### Stored data ###

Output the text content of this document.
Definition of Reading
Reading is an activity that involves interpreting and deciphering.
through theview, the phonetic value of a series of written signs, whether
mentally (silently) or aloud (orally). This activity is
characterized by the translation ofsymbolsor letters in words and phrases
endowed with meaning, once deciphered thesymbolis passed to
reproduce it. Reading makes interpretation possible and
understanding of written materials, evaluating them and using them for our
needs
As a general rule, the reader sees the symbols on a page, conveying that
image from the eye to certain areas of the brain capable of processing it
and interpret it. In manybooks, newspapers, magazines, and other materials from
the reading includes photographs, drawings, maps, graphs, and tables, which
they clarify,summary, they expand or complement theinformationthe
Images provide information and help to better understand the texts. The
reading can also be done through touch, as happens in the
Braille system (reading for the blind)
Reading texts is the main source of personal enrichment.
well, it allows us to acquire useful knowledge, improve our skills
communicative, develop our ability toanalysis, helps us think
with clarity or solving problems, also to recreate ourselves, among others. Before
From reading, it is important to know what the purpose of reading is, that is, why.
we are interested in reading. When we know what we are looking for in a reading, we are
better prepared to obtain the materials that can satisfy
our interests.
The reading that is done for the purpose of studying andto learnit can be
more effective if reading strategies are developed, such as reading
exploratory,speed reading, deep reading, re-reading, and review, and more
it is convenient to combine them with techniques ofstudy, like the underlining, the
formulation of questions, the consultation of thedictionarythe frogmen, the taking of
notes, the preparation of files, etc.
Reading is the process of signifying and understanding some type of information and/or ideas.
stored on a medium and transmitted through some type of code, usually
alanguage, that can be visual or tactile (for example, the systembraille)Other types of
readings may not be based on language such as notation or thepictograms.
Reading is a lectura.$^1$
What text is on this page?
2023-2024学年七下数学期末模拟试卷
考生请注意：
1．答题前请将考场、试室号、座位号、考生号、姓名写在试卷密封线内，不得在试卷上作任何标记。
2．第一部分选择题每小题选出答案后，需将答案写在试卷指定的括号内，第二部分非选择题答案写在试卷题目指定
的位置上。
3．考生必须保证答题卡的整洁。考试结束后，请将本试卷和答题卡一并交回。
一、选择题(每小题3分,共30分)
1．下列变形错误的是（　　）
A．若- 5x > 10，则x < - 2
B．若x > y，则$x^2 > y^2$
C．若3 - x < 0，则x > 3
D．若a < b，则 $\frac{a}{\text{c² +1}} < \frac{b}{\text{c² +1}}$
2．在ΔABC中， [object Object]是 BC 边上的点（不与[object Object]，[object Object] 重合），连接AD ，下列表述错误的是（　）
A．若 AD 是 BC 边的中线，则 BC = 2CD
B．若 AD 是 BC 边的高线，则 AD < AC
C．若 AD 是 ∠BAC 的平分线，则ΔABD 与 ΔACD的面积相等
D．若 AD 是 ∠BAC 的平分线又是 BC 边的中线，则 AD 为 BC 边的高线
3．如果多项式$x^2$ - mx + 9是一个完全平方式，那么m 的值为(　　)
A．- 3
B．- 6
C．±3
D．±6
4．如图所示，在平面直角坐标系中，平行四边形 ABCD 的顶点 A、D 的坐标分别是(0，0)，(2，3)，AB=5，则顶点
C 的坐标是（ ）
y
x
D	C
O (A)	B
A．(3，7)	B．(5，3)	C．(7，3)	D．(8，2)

###

== What the exercise asks ==
Collect the lines of the records that include the string "written".

== Correct result ==
through theview, the phonetic value of a series of written signs, whether
understanding of written materials, evaluating them and using them for our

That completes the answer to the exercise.